• DOCUMENT TEXT
1

I'm trying to find the fastest solution to this simple problem. Right now I'm using a dictionary.

I have a bunch of string - int pairs that are constantly being thrown out for new ones. And I need to find the strings that match the n-highest ints (usually just 1, 2 or 3).

So the building of my data structure must be efficient, but also finding the max int and it's paired string is important.

Is a dictionary close to the best data structure? If so, should my ints be the keys or the values?

The language is python3 if it matters.

CSStudent7782
  • 618
  • 1
  • 5
  • 21
  • When you say these pairs are constantly being replaced, just how much is different? Are the strings new, or do you get the old strings with new integers ... or is it a new string with the old integer? Are the integers unique? These greatly affect the solution. – Prune Oct 19 '18 at 18:07
  • The integers are not unique. Basically I get a long unsorted list of about 200 entries, some are going to be the same, some will be different. I don't know which ones will change, so right now I throw the old one out and put in the new one. – CSStudent7782 Oct 19 '18 at 18:44

2 Answers2

1

Try a SortedList from the sortedcontainers module ("written in pure-Python, and fast as C-extensions").

At the core of Sorted Containers is the mutable sequence data type SortedList. The SortedList maintains its values in ascending sort order. As with Python’s built-in list data type, SortedList supports duplicate elements and fast random-access indexing.

Values may be added to a SortedList using either SortedList.update() or SortedList.add(). When doing so, the list remains sorted.

Because SortedList is sorted, it supports efficient lookups by value or by index.

Install the module if you don't have it:

$ pip install sortedcontainers

Store your values and strings as tuple pairs:

from sortedcontainers import SortedList

sorted_list = SortedList()

# Sample data.
sorted_list.update([
    (1, 'test'), 
    (1000, 'big number'), 
    (500, 'middle')])

>>> sorted_list[-1]
(1000, 'big number')

sorted_list.add((5000, 'even bigger'))
sorted_list.add((4000, 'big, but not biggest'))

# Get last two largest values.

• INSTRUCTIONS
A: Rewrite the part of the forum thread on picking the highest integers, starting with "I'm trying to" and going on through "or the values?", with "dictionary" changed to "hash map".
B: Sum up the forum thread on picking the highest integers in two sentences.
C: In the forum thread on picking the highest integers, about how many entries are in the unsorted list the asker gets?
The records have nothing to do with this.

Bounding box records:
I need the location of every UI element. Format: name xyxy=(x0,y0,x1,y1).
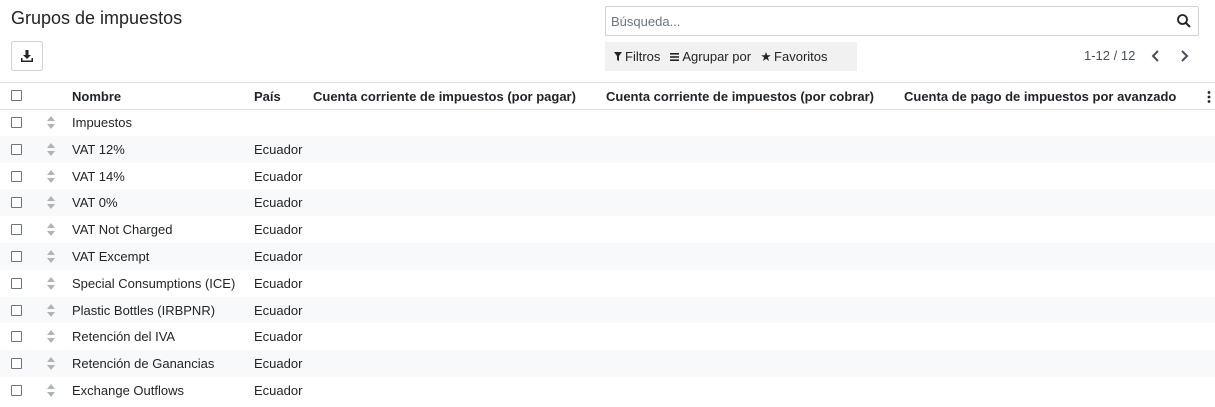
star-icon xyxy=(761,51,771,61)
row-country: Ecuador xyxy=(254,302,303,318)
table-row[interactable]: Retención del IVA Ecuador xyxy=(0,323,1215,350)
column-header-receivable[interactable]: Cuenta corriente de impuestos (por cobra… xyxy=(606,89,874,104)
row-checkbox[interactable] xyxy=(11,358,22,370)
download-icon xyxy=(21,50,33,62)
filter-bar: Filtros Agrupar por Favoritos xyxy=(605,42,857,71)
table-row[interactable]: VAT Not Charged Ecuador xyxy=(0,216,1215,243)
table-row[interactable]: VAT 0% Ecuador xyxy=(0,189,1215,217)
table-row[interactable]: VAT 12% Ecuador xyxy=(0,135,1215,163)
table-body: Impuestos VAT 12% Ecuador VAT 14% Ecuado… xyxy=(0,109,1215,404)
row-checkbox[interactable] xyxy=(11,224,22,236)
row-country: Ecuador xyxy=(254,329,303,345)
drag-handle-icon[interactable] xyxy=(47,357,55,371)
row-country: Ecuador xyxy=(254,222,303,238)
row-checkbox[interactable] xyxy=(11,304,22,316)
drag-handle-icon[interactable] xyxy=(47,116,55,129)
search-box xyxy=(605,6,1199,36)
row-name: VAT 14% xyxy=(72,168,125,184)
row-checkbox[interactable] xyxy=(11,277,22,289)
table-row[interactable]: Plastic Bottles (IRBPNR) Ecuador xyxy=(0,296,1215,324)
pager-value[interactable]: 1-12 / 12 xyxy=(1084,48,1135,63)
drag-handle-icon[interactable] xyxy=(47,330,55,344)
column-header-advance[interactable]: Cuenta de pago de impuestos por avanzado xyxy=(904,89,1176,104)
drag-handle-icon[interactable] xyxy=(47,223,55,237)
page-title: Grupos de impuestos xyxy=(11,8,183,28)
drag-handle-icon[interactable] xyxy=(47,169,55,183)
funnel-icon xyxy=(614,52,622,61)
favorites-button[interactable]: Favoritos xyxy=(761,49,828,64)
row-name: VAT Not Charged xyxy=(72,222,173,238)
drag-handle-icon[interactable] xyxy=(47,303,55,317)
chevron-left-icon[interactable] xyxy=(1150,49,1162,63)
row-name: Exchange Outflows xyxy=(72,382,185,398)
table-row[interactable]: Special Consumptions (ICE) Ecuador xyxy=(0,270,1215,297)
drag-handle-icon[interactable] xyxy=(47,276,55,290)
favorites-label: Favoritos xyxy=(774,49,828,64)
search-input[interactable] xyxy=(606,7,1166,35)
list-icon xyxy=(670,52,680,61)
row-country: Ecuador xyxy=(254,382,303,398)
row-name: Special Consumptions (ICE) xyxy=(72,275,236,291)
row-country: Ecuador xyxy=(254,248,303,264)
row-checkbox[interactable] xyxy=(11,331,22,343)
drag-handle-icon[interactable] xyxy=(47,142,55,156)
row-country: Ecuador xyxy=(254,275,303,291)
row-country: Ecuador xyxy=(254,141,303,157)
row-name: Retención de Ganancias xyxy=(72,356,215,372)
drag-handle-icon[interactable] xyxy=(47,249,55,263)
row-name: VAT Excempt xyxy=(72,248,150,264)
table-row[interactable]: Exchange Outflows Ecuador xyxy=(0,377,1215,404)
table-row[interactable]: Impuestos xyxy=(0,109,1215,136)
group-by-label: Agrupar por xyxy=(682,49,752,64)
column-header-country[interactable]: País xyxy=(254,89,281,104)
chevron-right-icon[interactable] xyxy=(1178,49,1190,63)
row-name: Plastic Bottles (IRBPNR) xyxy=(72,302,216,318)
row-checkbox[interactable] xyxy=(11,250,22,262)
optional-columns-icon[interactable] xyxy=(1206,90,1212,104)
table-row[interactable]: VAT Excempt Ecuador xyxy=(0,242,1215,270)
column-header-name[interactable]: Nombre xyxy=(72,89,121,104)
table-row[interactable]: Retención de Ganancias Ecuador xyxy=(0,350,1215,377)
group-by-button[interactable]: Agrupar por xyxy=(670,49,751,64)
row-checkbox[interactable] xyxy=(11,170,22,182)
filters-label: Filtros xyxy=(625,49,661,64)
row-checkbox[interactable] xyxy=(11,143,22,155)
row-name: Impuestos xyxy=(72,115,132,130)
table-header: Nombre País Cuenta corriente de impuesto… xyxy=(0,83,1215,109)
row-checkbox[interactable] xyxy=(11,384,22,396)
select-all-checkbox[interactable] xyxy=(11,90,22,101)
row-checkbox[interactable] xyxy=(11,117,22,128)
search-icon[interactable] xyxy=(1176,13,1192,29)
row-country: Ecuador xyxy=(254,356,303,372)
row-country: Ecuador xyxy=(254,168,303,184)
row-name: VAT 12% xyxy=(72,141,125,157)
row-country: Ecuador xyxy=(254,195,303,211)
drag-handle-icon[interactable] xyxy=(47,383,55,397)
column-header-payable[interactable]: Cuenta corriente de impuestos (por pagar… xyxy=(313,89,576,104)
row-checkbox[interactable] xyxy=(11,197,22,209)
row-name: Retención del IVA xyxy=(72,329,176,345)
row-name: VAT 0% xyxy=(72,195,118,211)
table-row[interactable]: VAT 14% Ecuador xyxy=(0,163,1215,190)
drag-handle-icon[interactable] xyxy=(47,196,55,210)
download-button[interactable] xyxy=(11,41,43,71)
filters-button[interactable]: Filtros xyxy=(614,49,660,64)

• IN RESPONSE
A:
I'm trying to find the fastest solution to this simple problem. Right now I'm using a hash map.

I have a bunch of string - int pairs that are constantly being thrown out for new ones. And I need to find the strings that match the n-highest ints (usually just 1, 2 or 3).

So the building of my data structure must be efficient, but also finding the max int and it's paired string is important.

Is a hash map close to the best data structure? If so, should my ints be the keys or the values?

B: The asker keeps string-integer pairs that are constantly thrown out for new ones in a dictionary and wants a fast way to find the strings matching the highest integers, asking whether a dictionary is close to the best choice and whether the integers should be keys or values. The answer suggests a SortedList from the sortedcontainers module, storing the pairs as tuples with the number first so the list stays sorted and the largest pair sits at the end.

C: About 200 entries.